-------- RECORD SET

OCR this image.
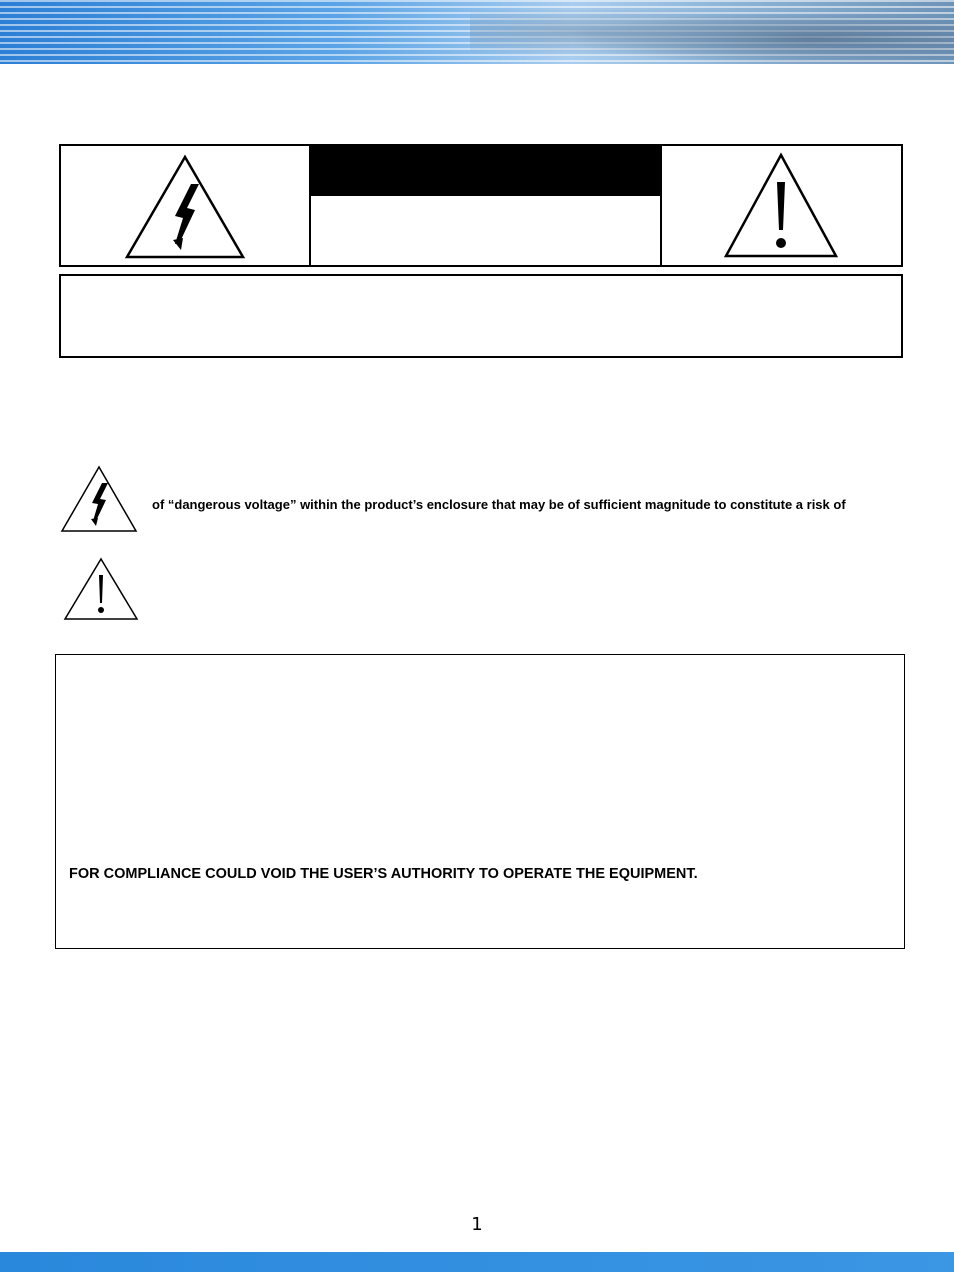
of “dangerous voltage” within the product’s enclosure that may be of sufficient magnitude to constitute a risk of
FOR COMPLIANCE COULD VOID THE USER’S AUTHORITY TO OPERATE THE EQUIPMENT.
1
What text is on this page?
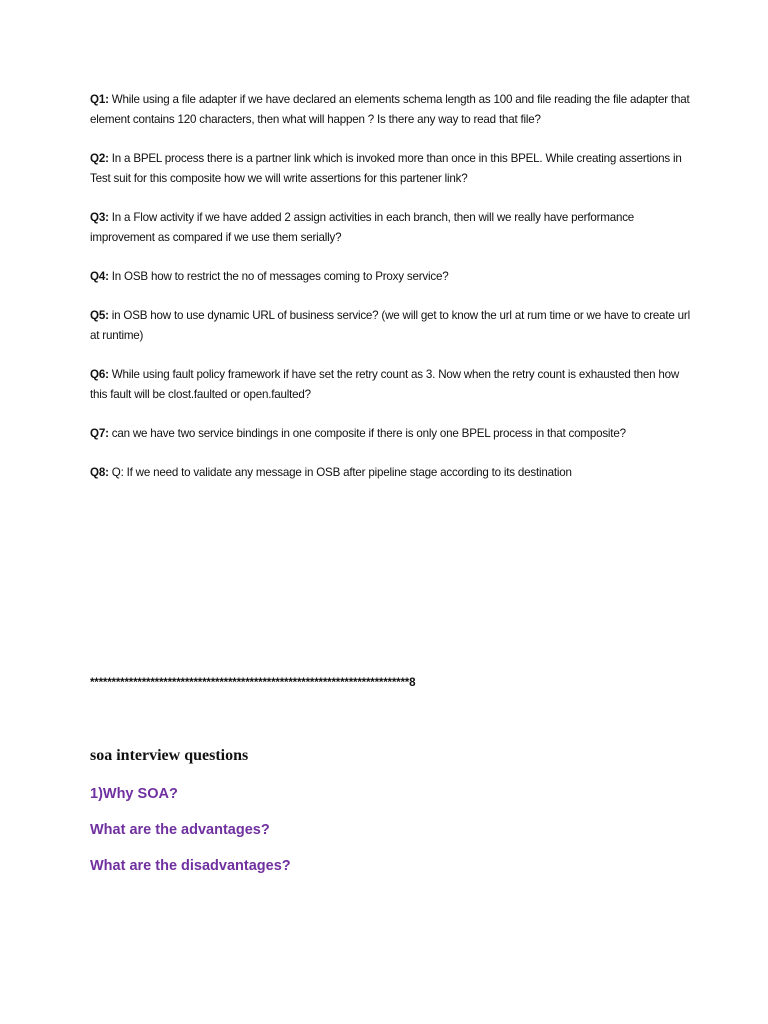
Q1: While using a file adapter if we have declared an elements schema length as 100 and file reading the file adapter that element contains 120 characters, then what will happen ? Is there any way to read that file?

Q2: In a BPEL process there is a partner link which is invoked more than once in this BPEL. While creating assertions in Test suit for this composite how we will write assertions for this partener link?

Q3: In a Flow activity if we have added 2 assign activities in each branch, then will we really have performance improvement as compared if we use them serially?

Q4: In OSB how to restrict the no of messages coming to Proxy service?

Q5: in OSB how to use dynamic URL of business service? (we will get to know the url at rum time or we have to create url at runtime)

Q6: While using fault policy framework if have set the retry count as 3. Now when the retry count is exhausted then how this fault will be clost.faulted or open.faulted?

Q7: can we have two service bindings in one composite if there is only one BPEL process in that composite?

Q8: Q: If we need to validate any message in OSB after pipeline stage according to its destination

**************************************************************************8
soa interview questions

1)Why SOA?

What are the advantages?

What are the disadvantages?
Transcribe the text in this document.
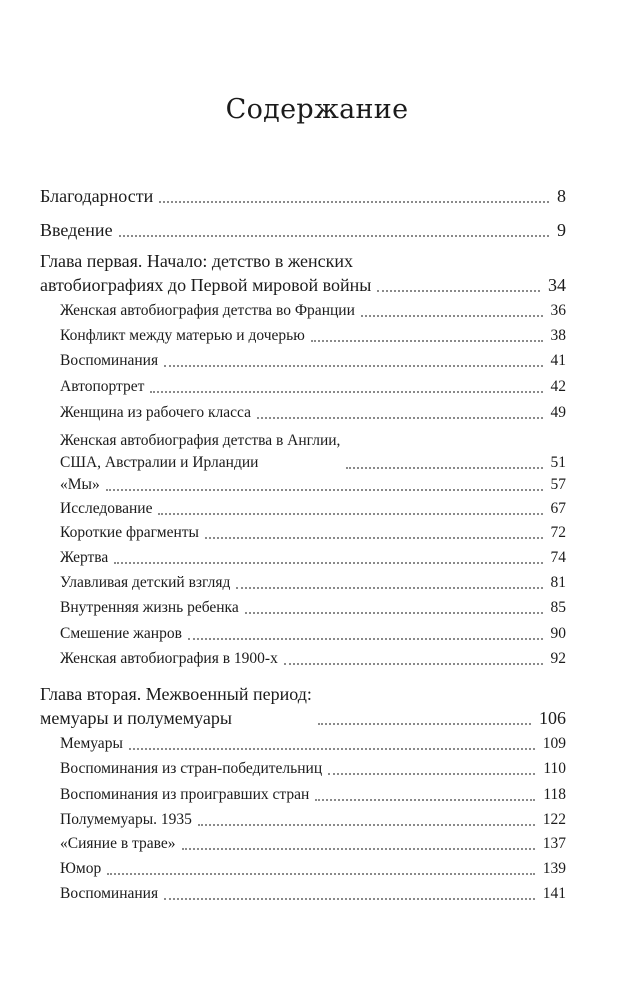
Содержание
Благодарности	8
Введение	9
Глава первая. Начало: детство в женских
автобиографиях до Первой мировой войны	34
Женская автобиография детства во Франции	36
Конфликт между матерью и дочерью	38
Воспоминания	41
Автопортрет	42
Женщина из рабочего класса	49
Женская автобиография детства в Англии,
США, Австралии и Ирландии	51
«Мы»	57
Исследование	67
Короткие фрагменты	72
Жертва	74
Улавливая детский взгляд	81
Внутренняя жизнь ребенка	85
Смешение жанров	90
Женская автобиография в 1900-х	92
Глава вторая. Межвоенный период:
мемуары и полумемуары	106
Мемуары	109
Воспоминания из стран-победительниц	110
Воспоминания из проигравших стран	118
Полумемуары. 1935	122
«Сияние в траве»	137
Юмор	139
Воспоминания	141
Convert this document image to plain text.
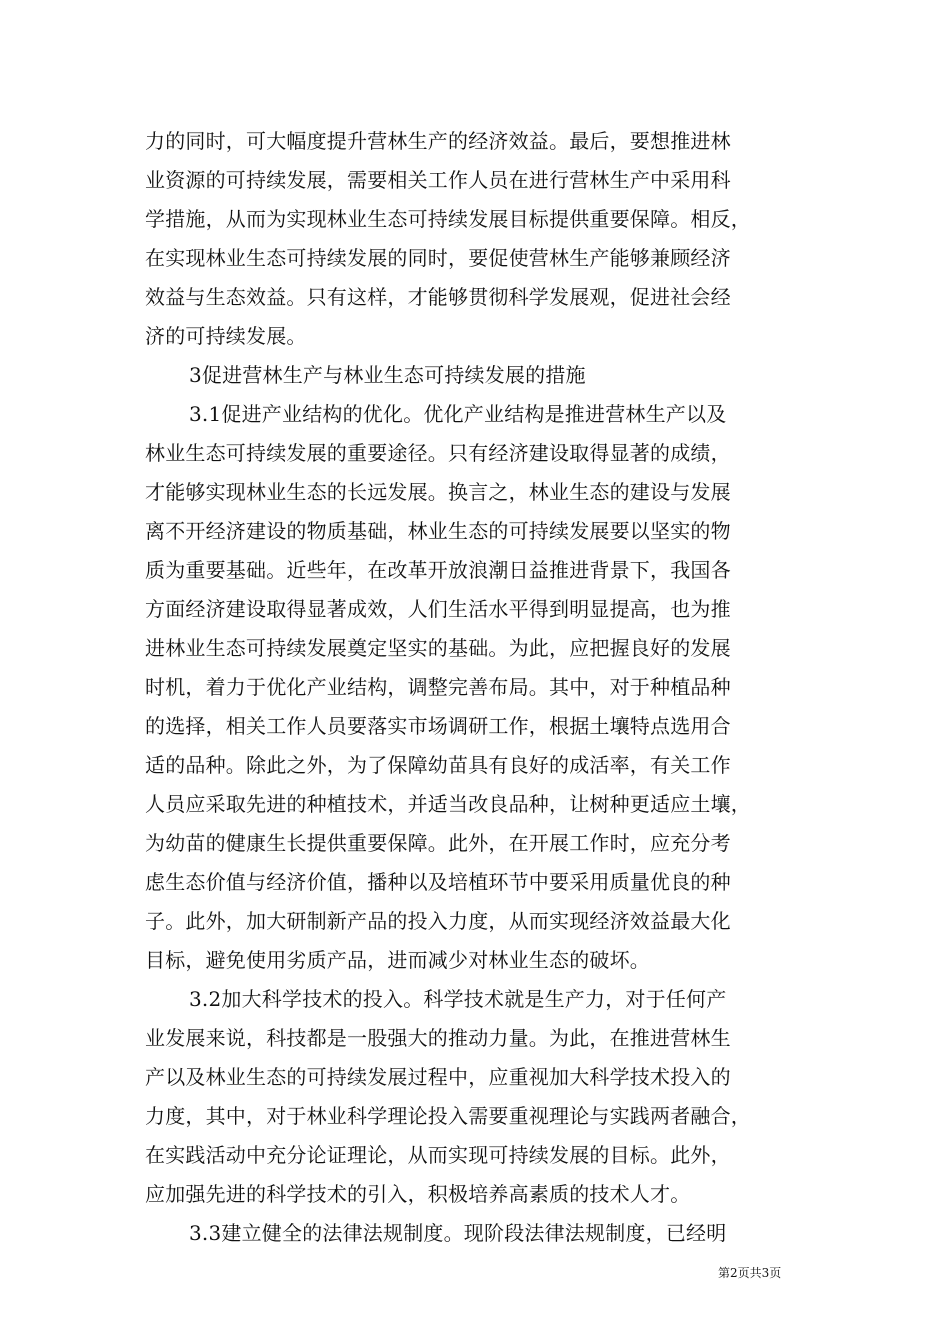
力的同时，可大幅度提升营林生产的经济效益。最后，要想推进林
业资源的可持续发展，需要相关工作人员在进行营林生产中采用科
学措施，从而为实现林业生态可持续发展目标提供重要保障。相反，
在实现林业生态可持续发展的同时，要促使营林生产能够兼顾经济
效益与生态效益。只有这样，才能够贯彻科学发展观，促进社会经
济的可持续发展。
3促进营林生产与林业生态可持续发展的措施
3.1促进产业结构的优化。优化产业结构是推进营林生产以及
林业生态可持续发展的重要途径。只有经济建设取得显著的成绩，
才能够实现林业生态的长远发展。换言之，林业生态的建设与发展
离不开经济建设的物质基础，林业生态的可持续发展要以坚实的物
质为重要基础。近些年，在改革开放浪潮日益推进背景下，我国各
方面经济建设取得显著成效，人们生活水平得到明显提高，也为推
进林业生态可持续发展奠定坚实的基础。为此，应把握良好的发展
时机，着力于优化产业结构，调整完善布局。其中，对于种植品种
的选择，相关工作人员要落实市场调研工作，根据土壤特点选用合
适的品种。除此之外，为了保障幼苗具有良好的成活率，有关工作
人员应采取先进的种植技术，并适当改良品种，让树种更适应土壤，
为幼苗的健康生长提供重要保障。此外，在开展工作时，应充分考
虑生态价值与经济价值，播种以及培植环节中要采用质量优良的种
子。此外，加大研制新产品的投入力度，从而实现经济效益最大化
目标，避免使用劣质产品，进而减少对林业生态的破坏。
3.2加大科学技术的投入。科学技术就是生产力，对于任何产
业发展来说，科技都是一股强大的推动力量。为此，在推进营林生
产以及林业生态的可持续发展过程中，应重视加大科学技术投入的
力度，其中，对于林业科学理论投入需要重视理论与实践两者融合，
在实践活动中充分论证理论，从而实现可持续发展的目标。此外，
应加强先进的科学技术的引入，积极培养高素质的技术人才。
3.3建立健全的法律法规制度。现阶段法律法规制度，已经明
第2页共3页
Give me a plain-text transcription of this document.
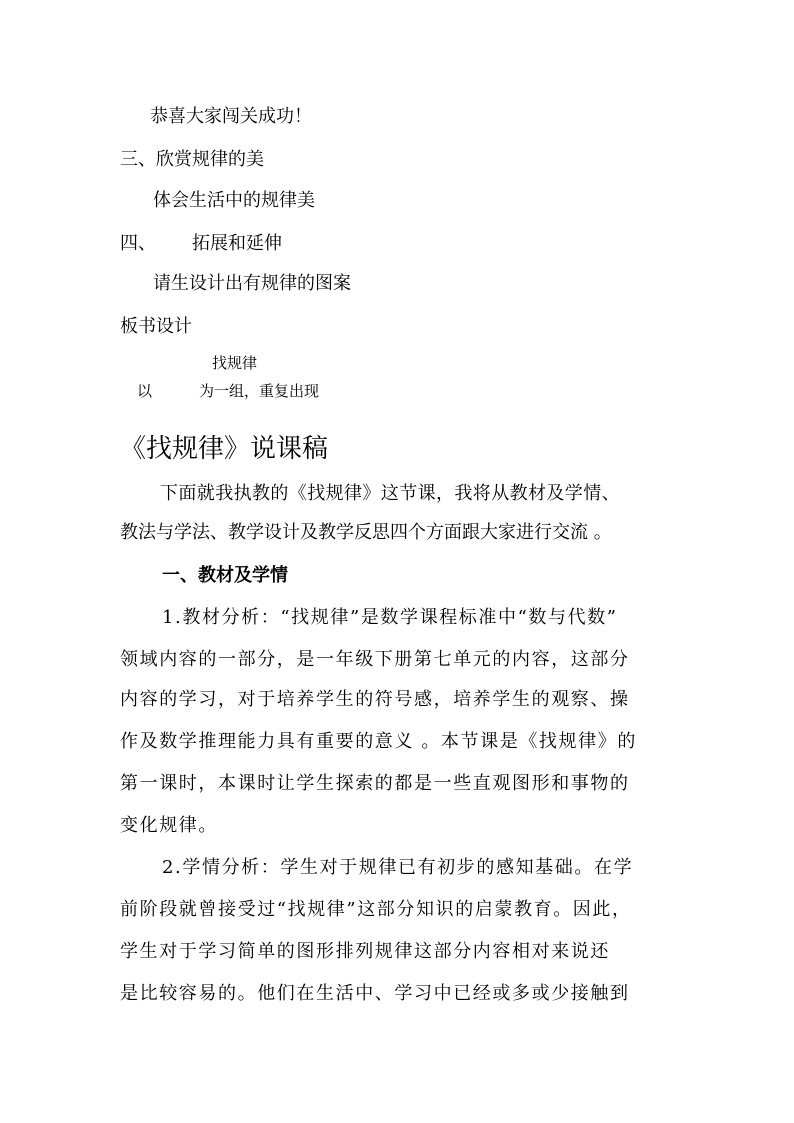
恭喜大家闯关成功！
三、欣赏规律的美
体会生活中的规律美
四、 拓展和延伸
请生设计出有规律的图案
板书设计
找规律
以	为一组，重复出现
《找规律》说课稿
下面就我执教的《找规律》这节课，我将从教材及学情、
教法与学法、教学设计及教学反思四个方面跟大家进行交流 。
一、教材及学情
1.教材分析：“找规律”是数学课程标准中“数与代数”
领域内容的一部分，是一年级下册第七单元的内容，这部分
内容的学习，对于培养学生的符号感，培养学生的观察、操
作及数学推理能力具有重要的意义 。本节课是《找规律》的
第一课时，本课时让学生探索的都是一些直观图形和事物的
变化规律。
2.学情分析：学生对于规律已有初步的感知基础。在学
前阶段就曾接受过“找规律”这部分知识的启蒙教育。因此，
学生对于学习简单的图形排列规律这部分内容相对来说还
是比较容易的。他们在生活中、学习中已经或多或少接触到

----------------

WHAT YOU HAVE TO DO: Reproduce the data above in full, exactly as it is, with the pictures left out.

EXERCISE ANSWER:
OCR this image.
of “dangerous voltage” within the product’s enclosure that may be of sufficient magnitude to constitute a risk of
FOR COMPLIANCE COULD VOID THE USER’S AUTHORITY TO OPERATE THE EQUIPMENT.
1
What text is on this page?
Q1: While using a file adapter if we have declared an elements schema length as 100 and file reading the file adapter that element contains 120 characters, then what will happen ? Is there any way to read that file?

Q2: In a BPEL process there is a partner link which is invoked more than once in this BPEL. While creating assertions in Test suit for this composite how we will write assertions for this partener link?

Q3: In a Flow activity if we have added 2 assign activities in each branch, then will we really have performance improvement as compared if we use them serially?

Q4: In OSB how to restrict the no of messages coming to Proxy service?

Q5: in OSB how to use dynamic URL of business service? (we will get to know the url at rum time or we have to create url at runtime)

Q6: While using fault policy framework if have set the retry count as 3. Now when the retry count is exhausted then how this fault will be clost.faulted or open.faulted?

Q7: can we have two service bindings in one composite if there is only one BPEL process in that composite?

Q8: Q: If we need to validate any message in OSB after pipeline stage according to its destination

**************************************************************************8
soa interview questions

1)Why SOA?

What are the advantages?

What are the disadvantages?
Transcribe the text in this document.
Содержание
Благодарности	8
Введение	9
Глава первая. Начало: детство в женских
автобиографиях до Первой мировой войны	34
Женская автобиография детства во Франции	36
Конфликт между матерью и дочерью	38
Воспоминания	41
Автопортрет	42
Женщина из рабочего класса	49
Женская автобиография детства в Англии,
США, Австралии и Ирландии	51
«Мы»	57
Исследование	67
Короткие фрагменты	72
Жертва	74
Улавливая детский взгляд	81
Внутренняя жизнь ребенка	85
Смешение жанров	90
Женская автобиография в 1900-х	92
Глава вторая. Межвоенный период:
мемуары и полумемуары	106
Мемуары	109
Воспоминания из стран-победительниц	110
Воспоминания из проигравших стран	118
Полумемуары. 1935	122
«Сияние в траве»	137
Юмор	139
Воспоминания	141
Convert this document image to plain text.
力的同时，可大幅度提升营林生产的经济效益。最后，要想推进林
业资源的可持续发展，需要相关工作人员在进行营林生产中采用科
学措施，从而为实现林业生态可持续发展目标提供重要保障。相反，
在实现林业生态可持续发展的同时，要促使营林生产能够兼顾经济
效益与生态效益。只有这样，才能够贯彻科学发展观，促进社会经
济的可持续发展。
3促进营林生产与林业生态可持续发展的措施
3.1促进产业结构的优化。优化产业结构是推进营林生产以及
林业生态可持续发展的重要途径。只有经济建设取得显著的成绩，
才能够实现林业生态的长远发展。换言之，林业生态的建设与发展
离不开经济建设的物质基础，林业生态的可持续发展要以坚实的物
质为重要基础。近些年，在改革开放浪潮日益推进背景下，我国各
方面经济建设取得显著成效，人们生活水平得到明显提高，也为推
进林业生态可持续发展奠定坚实的基础。为此，应把握良好的发展
时机，着力于优化产业结构，调整完善布局。其中，对于种植品种
的选择，相关工作人员要落实市场调研工作，根据土壤特点选用合
适的品种。除此之外，为了保障幼苗具有良好的成活率，有关工作
人员应采取先进的种植技术，并适当改良品种，让树种更适应土壤，
为幼苗的健康生长提供重要保障。此外，在开展工作时，应充分考
虑生态价值与经济价值，播种以及培植环节中要采用质量优良的种
子。此外，加大研制新产品的投入力度，从而实现经济效益最大化
目标，避免使用劣质产品，进而减少对林业生态的破坏。
3.2加大科学技术的投入。科学技术就是生产力，对于任何产
业发展来说，科技都是一股强大的推动力量。为此，在推进营林生
产以及林业生态的可持续发展过程中，应重视加大科学技术投入的
力度，其中，对于林业科学理论投入需要重视理论与实践两者融合，
在实践活动中充分论证理论，从而实现可持续发展的目标。此外，
应加强先进的科学技术的引入，积极培养高素质的技术人才。
3.3建立健全的法律法规制度。现阶段法律法规制度，已经明
第2页共3页
Give me a plain-text transcription of this document.
恭喜大家闯关成功！
三、欣赏规律的美
体会生活中的规律美
四、 拓展和延伸
请生设计出有规律的图案
板书设计
找规律
以	为一组，重复出现
《找规律》说课稿
下面就我执教的《找规律》这节课，我将从教材及学情、
教法与学法、教学设计及教学反思四个方面跟大家进行交流 。
一、教材及学情
1.教材分析：“找规律”是数学课程标准中“数与代数”
领域内容的一部分，是一年级下册第七单元的内容，这部分
内容的学习，对于培养学生的符号感，培养学生的观察、操
作及数学推理能力具有重要的意义 。本节课是《找规律》的
第一课时，本课时让学生探索的都是一些直观图形和事物的
变化规律。
2.学情分析：学生对于规律已有初步的感知基础。在学
前阶段就曾接受过“找规律”这部分知识的启蒙教育。因此，
学生对于学习简单的图形排列规律这部分内容相对来说还
是比较容易的。他们在生活中、学习中已经或多或少接触到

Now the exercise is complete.